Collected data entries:
________________________________________

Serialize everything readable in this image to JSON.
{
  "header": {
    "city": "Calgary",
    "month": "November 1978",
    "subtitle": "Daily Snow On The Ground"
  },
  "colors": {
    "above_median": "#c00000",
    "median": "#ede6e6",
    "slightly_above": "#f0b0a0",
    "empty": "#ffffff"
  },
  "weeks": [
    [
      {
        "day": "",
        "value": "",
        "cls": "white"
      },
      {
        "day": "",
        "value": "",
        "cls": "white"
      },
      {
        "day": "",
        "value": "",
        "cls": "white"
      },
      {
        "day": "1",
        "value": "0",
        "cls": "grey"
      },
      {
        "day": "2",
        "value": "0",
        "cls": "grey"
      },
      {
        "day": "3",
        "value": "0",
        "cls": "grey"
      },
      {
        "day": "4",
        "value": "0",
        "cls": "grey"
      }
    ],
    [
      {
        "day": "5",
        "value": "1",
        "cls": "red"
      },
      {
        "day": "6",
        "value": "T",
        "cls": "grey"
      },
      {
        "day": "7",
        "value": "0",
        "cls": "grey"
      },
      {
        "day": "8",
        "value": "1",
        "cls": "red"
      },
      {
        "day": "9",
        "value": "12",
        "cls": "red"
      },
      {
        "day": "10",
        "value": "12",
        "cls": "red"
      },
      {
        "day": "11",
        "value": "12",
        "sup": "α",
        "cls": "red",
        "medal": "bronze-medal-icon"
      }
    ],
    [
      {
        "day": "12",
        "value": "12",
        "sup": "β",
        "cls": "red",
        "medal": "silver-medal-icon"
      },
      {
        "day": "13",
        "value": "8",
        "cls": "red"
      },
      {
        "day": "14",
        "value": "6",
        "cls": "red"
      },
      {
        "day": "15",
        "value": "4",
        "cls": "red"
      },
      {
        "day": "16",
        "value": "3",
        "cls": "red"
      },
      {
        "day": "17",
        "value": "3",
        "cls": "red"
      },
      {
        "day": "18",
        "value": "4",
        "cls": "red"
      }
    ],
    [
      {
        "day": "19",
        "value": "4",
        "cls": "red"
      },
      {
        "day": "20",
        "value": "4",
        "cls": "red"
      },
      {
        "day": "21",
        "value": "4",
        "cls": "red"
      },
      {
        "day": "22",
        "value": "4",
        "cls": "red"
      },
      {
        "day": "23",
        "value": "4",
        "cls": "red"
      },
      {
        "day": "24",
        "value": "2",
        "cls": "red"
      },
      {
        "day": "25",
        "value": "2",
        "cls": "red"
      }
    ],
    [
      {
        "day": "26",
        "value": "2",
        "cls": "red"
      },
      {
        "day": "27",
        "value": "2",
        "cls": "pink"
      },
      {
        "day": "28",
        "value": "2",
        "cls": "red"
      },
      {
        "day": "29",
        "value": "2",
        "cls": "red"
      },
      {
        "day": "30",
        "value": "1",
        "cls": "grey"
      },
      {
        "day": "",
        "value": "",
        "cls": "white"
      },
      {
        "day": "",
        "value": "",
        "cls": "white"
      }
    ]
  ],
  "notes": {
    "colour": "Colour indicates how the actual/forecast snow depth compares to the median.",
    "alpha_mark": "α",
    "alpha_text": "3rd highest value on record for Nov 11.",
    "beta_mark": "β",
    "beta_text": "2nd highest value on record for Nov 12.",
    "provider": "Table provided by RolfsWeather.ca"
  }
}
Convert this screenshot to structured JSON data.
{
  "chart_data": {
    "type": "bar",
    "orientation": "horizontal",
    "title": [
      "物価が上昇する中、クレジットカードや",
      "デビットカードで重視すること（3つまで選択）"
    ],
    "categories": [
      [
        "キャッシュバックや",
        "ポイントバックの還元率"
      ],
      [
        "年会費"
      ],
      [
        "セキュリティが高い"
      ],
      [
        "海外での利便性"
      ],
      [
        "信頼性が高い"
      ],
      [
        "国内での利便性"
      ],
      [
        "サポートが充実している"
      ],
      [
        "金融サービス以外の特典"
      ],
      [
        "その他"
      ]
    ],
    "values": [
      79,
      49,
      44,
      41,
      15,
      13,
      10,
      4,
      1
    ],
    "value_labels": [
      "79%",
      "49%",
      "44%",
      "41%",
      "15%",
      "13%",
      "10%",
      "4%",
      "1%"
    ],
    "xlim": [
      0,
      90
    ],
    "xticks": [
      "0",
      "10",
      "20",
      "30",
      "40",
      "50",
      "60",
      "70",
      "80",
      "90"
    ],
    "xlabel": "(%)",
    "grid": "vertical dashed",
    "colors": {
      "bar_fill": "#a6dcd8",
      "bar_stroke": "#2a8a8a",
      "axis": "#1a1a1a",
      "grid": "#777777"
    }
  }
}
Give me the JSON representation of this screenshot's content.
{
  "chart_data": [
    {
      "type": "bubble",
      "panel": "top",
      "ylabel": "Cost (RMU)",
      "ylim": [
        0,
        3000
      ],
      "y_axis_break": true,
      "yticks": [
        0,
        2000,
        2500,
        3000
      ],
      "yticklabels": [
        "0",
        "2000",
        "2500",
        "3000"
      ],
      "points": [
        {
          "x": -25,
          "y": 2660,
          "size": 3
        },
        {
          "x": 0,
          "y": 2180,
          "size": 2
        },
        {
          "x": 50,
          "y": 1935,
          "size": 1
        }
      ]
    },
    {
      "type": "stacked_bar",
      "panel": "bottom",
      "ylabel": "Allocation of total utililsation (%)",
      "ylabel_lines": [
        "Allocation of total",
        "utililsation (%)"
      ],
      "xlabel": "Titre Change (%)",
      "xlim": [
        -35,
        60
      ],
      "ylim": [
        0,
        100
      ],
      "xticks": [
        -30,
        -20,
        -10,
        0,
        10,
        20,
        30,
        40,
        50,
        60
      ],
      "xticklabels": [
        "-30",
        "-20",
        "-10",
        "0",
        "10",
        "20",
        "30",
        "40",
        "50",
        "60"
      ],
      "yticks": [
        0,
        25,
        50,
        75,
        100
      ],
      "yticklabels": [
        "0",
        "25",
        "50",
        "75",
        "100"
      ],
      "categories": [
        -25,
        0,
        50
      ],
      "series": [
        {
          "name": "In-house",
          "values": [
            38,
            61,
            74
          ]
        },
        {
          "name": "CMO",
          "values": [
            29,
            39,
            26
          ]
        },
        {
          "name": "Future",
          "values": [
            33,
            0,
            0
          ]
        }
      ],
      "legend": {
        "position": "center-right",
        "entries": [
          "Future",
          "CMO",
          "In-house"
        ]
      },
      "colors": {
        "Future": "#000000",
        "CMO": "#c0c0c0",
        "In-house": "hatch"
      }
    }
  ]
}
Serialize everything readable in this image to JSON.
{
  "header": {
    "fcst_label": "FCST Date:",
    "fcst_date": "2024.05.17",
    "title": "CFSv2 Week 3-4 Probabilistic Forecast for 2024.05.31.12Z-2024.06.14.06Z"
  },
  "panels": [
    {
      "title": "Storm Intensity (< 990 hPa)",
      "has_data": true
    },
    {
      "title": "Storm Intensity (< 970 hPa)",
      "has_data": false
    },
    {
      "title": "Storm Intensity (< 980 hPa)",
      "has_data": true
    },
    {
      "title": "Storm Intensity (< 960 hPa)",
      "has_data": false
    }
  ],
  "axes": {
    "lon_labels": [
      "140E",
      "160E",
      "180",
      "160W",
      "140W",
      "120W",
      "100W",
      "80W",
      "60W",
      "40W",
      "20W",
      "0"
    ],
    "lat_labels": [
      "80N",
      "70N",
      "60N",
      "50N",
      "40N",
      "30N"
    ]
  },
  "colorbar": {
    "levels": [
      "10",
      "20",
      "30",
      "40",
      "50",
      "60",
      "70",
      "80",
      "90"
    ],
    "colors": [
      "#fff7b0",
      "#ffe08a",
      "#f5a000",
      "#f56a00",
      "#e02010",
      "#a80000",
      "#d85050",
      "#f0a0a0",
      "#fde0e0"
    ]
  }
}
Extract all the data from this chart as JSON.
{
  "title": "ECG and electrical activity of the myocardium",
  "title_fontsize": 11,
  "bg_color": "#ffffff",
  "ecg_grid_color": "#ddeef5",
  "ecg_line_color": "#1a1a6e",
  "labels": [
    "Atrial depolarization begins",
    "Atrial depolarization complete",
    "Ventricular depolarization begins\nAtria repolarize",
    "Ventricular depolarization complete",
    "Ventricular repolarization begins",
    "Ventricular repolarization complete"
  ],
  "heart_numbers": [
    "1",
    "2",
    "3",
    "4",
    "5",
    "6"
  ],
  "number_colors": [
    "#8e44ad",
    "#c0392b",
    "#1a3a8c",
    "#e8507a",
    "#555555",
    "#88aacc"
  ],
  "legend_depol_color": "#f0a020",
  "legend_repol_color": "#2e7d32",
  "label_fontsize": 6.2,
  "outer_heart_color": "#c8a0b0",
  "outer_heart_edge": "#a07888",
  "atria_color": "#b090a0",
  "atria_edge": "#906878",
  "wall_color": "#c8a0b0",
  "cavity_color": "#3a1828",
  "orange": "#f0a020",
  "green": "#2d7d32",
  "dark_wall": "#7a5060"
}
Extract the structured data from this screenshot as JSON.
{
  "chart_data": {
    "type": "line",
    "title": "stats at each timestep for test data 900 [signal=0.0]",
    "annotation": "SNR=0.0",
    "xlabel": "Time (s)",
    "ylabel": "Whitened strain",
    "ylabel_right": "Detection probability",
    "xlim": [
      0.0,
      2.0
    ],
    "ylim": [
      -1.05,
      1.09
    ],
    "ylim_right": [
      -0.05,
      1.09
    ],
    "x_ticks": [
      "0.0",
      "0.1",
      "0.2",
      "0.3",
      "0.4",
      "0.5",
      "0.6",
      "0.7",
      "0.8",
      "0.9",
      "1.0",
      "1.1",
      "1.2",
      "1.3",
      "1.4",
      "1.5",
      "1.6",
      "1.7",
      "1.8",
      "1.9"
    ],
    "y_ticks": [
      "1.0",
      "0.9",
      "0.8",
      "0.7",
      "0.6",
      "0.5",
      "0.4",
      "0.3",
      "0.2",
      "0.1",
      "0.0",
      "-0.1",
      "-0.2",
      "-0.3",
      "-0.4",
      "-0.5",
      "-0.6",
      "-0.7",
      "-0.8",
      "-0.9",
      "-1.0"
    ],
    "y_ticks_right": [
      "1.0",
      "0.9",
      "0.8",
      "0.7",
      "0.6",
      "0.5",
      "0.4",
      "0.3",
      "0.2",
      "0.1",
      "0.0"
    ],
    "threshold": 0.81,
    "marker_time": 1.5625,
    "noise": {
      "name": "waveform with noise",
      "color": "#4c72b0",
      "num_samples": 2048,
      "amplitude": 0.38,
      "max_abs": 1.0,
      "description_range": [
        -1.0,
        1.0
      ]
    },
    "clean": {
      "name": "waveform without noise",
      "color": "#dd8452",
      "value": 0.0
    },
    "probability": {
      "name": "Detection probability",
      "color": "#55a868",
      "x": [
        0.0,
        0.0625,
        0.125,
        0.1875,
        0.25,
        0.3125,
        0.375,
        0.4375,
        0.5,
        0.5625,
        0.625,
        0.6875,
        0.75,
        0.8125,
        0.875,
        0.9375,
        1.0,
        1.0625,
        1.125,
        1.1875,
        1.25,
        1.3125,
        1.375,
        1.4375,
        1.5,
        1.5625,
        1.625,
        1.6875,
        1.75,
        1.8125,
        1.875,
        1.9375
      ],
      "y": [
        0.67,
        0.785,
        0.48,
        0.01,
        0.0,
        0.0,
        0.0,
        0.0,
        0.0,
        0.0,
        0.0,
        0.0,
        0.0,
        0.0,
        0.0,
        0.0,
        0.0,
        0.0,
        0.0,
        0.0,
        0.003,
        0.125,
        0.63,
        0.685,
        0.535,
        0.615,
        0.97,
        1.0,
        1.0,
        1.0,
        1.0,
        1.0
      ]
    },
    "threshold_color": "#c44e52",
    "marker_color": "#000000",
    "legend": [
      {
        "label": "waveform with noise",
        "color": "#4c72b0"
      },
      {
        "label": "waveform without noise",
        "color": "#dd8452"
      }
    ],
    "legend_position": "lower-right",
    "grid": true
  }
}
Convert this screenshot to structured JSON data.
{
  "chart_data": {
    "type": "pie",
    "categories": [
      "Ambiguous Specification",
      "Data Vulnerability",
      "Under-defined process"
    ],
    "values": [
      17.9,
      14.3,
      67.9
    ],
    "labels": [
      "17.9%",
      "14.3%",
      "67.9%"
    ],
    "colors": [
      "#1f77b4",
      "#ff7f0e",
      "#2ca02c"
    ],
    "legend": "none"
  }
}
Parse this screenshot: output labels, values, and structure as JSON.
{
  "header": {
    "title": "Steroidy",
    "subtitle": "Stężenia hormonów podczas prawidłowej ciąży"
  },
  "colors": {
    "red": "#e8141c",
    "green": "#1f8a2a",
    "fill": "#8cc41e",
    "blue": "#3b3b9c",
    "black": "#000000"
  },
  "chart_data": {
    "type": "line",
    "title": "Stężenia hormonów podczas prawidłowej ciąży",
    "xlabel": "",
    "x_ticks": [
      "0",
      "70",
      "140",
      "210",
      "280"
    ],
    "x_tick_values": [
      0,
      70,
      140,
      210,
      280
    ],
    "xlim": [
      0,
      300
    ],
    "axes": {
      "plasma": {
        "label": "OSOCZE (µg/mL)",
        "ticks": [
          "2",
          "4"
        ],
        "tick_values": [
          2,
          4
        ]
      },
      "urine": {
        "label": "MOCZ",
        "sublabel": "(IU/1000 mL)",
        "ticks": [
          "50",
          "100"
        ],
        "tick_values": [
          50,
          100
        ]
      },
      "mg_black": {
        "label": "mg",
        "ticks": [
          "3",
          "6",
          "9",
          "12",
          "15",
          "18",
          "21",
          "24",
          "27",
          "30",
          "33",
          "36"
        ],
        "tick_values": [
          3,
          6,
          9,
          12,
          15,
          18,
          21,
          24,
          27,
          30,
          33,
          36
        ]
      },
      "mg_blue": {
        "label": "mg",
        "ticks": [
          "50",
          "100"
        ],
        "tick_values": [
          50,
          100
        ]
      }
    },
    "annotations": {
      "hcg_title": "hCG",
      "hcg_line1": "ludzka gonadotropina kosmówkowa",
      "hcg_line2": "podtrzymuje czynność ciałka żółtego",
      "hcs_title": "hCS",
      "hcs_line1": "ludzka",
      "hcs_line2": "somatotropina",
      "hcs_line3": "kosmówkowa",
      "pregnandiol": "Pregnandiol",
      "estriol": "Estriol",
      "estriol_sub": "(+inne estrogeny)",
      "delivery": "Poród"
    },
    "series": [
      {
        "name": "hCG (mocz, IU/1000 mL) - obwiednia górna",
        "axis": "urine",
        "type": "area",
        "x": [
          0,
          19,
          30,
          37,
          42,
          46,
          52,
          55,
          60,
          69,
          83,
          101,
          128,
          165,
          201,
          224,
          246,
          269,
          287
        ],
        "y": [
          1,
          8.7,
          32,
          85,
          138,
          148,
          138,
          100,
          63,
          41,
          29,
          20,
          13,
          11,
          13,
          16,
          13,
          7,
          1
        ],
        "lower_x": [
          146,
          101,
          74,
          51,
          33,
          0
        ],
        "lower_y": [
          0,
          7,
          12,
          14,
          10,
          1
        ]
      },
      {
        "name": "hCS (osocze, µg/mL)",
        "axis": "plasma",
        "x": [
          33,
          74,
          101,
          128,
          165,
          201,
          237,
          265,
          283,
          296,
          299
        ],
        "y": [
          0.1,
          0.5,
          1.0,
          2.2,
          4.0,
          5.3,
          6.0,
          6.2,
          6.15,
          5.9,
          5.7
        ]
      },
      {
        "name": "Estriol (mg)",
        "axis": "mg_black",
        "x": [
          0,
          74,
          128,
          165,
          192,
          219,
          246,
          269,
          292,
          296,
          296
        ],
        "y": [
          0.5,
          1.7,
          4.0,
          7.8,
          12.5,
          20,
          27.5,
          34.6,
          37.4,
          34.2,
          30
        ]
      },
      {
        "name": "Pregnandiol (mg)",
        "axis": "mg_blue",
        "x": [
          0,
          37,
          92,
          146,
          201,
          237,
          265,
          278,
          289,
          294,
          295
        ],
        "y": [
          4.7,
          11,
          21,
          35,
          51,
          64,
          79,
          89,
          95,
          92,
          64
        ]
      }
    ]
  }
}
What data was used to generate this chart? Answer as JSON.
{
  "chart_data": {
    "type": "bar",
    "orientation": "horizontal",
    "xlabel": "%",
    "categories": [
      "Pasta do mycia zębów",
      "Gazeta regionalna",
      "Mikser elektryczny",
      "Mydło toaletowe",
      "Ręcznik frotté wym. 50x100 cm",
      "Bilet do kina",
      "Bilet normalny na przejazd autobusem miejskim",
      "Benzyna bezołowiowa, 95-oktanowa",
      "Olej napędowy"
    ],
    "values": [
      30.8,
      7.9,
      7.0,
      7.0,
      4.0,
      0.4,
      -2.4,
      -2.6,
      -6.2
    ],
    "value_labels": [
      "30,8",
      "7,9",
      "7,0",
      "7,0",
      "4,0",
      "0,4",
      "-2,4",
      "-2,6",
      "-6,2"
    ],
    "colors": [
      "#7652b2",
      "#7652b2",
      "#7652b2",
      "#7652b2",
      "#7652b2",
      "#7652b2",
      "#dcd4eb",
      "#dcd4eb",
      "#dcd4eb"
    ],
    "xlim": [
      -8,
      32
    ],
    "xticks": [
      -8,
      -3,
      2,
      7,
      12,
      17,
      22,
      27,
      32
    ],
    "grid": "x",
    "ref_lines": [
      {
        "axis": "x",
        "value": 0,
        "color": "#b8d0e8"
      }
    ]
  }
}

________________________________________

Instructions for the task: State how many lines of the listing include "podczas", and nothing more.

The solution: 2